Copy out all lines with the word "millones" in them.

(Extracted records)
== == ==

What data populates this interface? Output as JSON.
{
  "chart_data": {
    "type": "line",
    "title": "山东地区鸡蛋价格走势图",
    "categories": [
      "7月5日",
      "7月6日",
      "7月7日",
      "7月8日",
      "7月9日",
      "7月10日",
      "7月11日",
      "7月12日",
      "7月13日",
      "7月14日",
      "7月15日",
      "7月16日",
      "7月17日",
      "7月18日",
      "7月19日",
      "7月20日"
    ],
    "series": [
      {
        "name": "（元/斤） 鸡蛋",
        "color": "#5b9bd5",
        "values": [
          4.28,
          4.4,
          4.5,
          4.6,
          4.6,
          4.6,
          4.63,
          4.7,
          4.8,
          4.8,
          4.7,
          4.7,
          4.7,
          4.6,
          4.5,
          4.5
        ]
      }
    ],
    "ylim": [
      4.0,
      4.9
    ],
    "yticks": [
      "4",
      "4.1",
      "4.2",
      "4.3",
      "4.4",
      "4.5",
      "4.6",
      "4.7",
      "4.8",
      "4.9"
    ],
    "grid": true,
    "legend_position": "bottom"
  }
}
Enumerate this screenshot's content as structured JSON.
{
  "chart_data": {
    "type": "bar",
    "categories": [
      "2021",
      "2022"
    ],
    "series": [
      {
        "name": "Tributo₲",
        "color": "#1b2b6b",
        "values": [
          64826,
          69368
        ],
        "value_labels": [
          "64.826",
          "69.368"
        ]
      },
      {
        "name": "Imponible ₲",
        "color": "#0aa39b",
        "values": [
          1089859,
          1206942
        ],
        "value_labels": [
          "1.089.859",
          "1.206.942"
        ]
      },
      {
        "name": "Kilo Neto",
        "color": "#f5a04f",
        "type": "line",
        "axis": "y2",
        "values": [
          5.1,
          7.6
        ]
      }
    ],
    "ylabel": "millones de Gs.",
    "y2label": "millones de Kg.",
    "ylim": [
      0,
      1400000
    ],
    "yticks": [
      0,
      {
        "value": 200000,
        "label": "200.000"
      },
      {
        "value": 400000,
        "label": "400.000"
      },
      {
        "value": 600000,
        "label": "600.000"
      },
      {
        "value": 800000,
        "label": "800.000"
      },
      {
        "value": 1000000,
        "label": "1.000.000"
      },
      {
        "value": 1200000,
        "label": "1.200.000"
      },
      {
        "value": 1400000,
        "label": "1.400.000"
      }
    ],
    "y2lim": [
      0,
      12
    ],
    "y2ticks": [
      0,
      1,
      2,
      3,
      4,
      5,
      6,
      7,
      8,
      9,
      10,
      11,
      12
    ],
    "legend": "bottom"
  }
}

== == ==

## ANSWER TO THE PROBLEM
    "ylabel": "millones de Gs.",
    "y2label": "millones de Kg.",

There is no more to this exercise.